_WHAT IS NEEDED_
Repeat all of the data precisely.

[start SUPPLIED ENTRIES]

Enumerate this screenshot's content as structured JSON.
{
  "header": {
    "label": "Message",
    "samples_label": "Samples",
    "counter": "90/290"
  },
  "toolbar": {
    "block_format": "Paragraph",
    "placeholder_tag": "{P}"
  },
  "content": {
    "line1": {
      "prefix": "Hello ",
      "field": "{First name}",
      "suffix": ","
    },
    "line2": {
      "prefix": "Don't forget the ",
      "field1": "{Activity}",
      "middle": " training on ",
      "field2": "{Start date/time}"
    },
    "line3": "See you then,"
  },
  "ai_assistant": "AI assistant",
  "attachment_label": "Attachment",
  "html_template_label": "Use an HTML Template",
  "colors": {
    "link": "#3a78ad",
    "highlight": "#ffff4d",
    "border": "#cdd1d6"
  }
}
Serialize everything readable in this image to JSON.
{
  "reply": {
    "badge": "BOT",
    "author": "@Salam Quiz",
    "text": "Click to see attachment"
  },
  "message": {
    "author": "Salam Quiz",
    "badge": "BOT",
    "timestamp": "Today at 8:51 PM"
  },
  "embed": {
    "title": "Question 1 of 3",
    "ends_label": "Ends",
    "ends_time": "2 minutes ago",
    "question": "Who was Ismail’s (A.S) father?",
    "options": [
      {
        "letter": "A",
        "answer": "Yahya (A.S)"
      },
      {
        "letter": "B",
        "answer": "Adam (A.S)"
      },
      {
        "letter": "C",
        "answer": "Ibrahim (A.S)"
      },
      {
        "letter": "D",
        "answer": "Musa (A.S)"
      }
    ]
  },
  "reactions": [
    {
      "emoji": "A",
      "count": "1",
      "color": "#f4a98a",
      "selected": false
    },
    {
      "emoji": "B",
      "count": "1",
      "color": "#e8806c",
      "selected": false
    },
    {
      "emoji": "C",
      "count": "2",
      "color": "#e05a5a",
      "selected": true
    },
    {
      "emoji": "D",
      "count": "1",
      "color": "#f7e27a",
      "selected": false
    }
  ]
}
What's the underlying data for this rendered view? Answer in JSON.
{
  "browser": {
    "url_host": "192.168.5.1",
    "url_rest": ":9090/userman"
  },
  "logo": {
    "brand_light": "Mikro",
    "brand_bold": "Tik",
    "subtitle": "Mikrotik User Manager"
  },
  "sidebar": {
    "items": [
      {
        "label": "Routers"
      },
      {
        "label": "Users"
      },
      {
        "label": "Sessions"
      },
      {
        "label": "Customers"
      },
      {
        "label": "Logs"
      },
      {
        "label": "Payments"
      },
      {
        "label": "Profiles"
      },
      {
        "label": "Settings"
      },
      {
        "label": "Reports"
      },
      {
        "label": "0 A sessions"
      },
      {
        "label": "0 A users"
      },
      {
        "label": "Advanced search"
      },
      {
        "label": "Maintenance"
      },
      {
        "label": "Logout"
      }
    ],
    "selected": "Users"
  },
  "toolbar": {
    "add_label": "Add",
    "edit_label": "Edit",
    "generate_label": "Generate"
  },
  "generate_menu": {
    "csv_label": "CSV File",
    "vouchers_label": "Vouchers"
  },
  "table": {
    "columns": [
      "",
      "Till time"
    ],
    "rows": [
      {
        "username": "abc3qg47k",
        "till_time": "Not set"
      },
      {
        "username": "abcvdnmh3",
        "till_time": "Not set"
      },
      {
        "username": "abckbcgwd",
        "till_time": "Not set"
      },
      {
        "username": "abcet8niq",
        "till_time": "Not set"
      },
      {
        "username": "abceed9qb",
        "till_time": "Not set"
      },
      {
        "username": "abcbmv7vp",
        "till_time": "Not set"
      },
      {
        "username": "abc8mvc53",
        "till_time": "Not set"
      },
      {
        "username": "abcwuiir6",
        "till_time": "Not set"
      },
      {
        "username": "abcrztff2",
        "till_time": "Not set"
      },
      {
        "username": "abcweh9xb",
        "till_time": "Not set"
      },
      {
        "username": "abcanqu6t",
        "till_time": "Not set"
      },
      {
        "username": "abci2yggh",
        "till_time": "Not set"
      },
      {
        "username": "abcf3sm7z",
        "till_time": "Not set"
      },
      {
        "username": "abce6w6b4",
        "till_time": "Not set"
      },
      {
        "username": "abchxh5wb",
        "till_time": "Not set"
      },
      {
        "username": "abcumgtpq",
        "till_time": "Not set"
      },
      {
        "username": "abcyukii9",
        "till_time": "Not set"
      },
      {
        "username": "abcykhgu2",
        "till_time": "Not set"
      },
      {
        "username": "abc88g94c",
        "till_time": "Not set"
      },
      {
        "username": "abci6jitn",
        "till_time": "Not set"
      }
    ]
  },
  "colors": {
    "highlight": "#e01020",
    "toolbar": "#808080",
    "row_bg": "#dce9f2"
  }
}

[end SUPPLIED ENTRIES]

_ANSWER_
Enumerate this screenshot's content as structured JSON.
{
  "header": {
    "label": "Message",
    "samples_label": "Samples",
    "counter": "90/290"
  },
  "toolbar": {
    "block_format": "Paragraph",
    "placeholder_tag": "{P}"
  },
  "content": {
    "line1": {
      "prefix": "Hello ",
      "field": "{First name}",
      "suffix": ","
    },
    "line2": {
      "prefix": "Don't forget the ",
      "field1": "{Activity}",
      "middle": " training on ",
      "field2": "{Start date/time}"
    },
    "line3": "See you then,"
  },
  "ai_assistant": "AI assistant",
  "attachment_label": "Attachment",
  "html_template_label": "Use an HTML Template",
  "colors": {
    "link": "#3a78ad",
    "highlight": "#ffff4d",
    "border": "#cdd1d6"
  }
}
Serialize everything readable in this image to JSON.
{
  "reply": {
    "badge": "BOT",
    "author": "@Salam Quiz",
    "text": "Click to see attachment"
  },
  "message": {
    "author": "Salam Quiz",
    "badge": "BOT",
    "timestamp": "Today at 8:51 PM"
  },
  "embed": {
    "title": "Question 1 of 3",
    "ends_label": "Ends",
    "ends_time": "2 minutes ago",
    "question": "Who was Ismail’s (A.S) father?",
    "options": [
      {
        "letter": "A",
        "answer": "Yahya (A.S)"
      },
      {
        "letter": "B",
        "answer": "Adam (A.S)"
      },
      {
        "letter": "C",
        "answer": "Ibrahim (A.S)"
      },
      {
        "letter": "D",
        "answer": "Musa (A.S)"
      }
    ]
  },
  "reactions": [
    {
      "emoji": "A",
      "count": "1",
      "color": "#f4a98a",
      "selected": false
    },
    {
      "emoji": "B",
      "count": "1",
      "color": "#e8806c",
      "selected": false
    },
    {
      "emoji": "C",
      "count": "2",
      "color": "#e05a5a",
      "selected": true
    },
    {
      "emoji": "D",
      "count": "1",
      "color": "#f7e27a",
      "selected": false
    }
  ]
}
What's the underlying data for this rendered view? Answer in JSON.
{
  "browser": {
    "url_host": "192.168.5.1",
    "url_rest": ":9090/userman"
  },
  "logo": {
    "brand_light": "Mikro",
    "brand_bold": "Tik",
    "subtitle": "Mikrotik User Manager"
  },
  "sidebar": {
    "items": [
      {
        "label": "Routers"
      },
      {
        "label": "Users"
      },
      {
        "label": "Sessions"
      },
      {
        "label": "Customers"
      },
      {
        "label": "Logs"
      },
      {
        "label": "Payments"
      },
      {
        "label": "Profiles"
      },
      {
        "label": "Settings"
      },
      {
        "label": "Reports"
      },
      {
        "label": "0 A sessions"
      },
      {
        "label": "0 A users"
      },
      {
        "label": "Advanced search"
      },
      {
        "label": "Maintenance"
      },
      {
        "label": "Logout"
      }
    ],
    "selected": "Users"
  },
  "toolbar": {
    "add_label": "Add",
    "edit_label": "Edit",
    "generate_label": "Generate"
  },
  "generate_menu": {
    "csv_label": "CSV File",
    "vouchers_label": "Vouchers"
  },
  "table": {
    "columns": [
      "",
      "Till time"
    ],
    "rows": [
      {
        "username": "abc3qg47k",
        "till_time": "Not set"
      },
      {
        "username": "abcvdnmh3",
        "till_time": "Not set"
      },
      {
        "username": "abckbcgwd",
        "till_time": "Not set"
      },
      {
        "username": "abcet8niq",
        "till_time": "Not set"
      },
      {
        "username": "abceed9qb",
        "till_time": "Not set"
      },
      {
        "username": "abcbmv7vp",
        "till_time": "Not set"
      },
      {
        "username": "abc8mvc53",
        "till_time": "Not set"
      },
      {
        "username": "abcwuiir6",
        "till_time": "Not set"
      },
      {
        "username": "abcrztff2",
        "till_time": "Not set"
      },
      {
        "username": "abcweh9xb",
        "till_time": "Not set"
      },
      {
        "username": "abcanqu6t",
        "till_time": "Not set"
      },
      {
        "username": "abci2yggh",
        "till_time": "Not set"
      },
      {
        "username": "abcf3sm7z",
        "till_time": "Not set"
      },
      {
        "username": "abce6w6b4",
        "till_time": "Not set"
      },
      {
        "username": "abchxh5wb",
        "till_time": "Not set"
      },
      {
        "username": "abcumgtpq",
        "till_time": "Not set"
      },
      {
        "username": "abcyukii9",
        "till_time": "Not set"
      },
      {
        "username": "abcykhgu2",
        "till_time": "Not set"
      },
      {
        "username": "abc88g94c",
        "till_time": "Not set"
      },
      {
        "username": "abci6jitn",
        "till_time": "Not set"
      }
    ]
  },
  "colors": {
    "highlight": "#e01020",
    "toolbar": "#808080",
    "row_bg": "#dce9f2"
  }
}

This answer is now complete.